[START OF EXTRACTED DATA]

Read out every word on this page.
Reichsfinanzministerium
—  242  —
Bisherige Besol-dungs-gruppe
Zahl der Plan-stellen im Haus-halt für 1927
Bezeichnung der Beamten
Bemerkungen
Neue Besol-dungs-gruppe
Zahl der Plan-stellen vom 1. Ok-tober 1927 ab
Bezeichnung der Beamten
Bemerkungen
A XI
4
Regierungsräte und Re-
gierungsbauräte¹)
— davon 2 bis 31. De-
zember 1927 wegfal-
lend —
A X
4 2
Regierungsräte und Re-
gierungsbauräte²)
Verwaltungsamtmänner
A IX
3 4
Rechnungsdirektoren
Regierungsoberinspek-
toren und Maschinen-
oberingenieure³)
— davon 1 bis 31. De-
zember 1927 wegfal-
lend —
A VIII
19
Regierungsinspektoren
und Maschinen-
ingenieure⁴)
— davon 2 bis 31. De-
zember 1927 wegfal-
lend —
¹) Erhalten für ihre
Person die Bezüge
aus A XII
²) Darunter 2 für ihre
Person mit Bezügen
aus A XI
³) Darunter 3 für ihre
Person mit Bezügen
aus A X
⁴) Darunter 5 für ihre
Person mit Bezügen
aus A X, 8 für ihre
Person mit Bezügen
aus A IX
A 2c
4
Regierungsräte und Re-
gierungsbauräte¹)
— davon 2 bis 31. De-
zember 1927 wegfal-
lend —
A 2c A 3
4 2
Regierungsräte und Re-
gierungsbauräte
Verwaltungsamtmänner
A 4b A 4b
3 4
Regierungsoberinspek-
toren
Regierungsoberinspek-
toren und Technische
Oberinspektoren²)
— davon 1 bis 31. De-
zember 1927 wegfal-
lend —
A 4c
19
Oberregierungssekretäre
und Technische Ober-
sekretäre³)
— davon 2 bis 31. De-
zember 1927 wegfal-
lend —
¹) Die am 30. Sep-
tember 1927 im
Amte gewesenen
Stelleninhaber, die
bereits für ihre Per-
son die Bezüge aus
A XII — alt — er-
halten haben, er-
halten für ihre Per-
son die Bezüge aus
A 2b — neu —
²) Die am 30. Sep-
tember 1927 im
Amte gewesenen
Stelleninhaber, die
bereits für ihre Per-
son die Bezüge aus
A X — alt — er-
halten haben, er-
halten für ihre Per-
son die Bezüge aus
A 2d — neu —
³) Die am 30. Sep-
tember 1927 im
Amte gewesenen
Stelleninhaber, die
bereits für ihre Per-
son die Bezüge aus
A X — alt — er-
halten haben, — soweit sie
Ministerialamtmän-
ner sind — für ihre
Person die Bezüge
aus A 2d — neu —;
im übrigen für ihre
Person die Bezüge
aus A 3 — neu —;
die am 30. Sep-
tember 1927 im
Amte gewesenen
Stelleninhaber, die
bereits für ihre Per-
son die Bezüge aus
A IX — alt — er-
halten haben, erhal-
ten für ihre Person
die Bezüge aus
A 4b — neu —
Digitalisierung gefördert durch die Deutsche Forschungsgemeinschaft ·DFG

[END OF EXTRACTED DATA]

WRITTEN REQUEST :: Go through the data above and find the lines with the word "Zahl". Copy each of those lines.

SOLUTION TO THE EXERCISE ::
Zahl der Plan-stellen im Haus-halt für 1927
Zahl der Plan-stellen vom 1. Ok-tober 1927 ab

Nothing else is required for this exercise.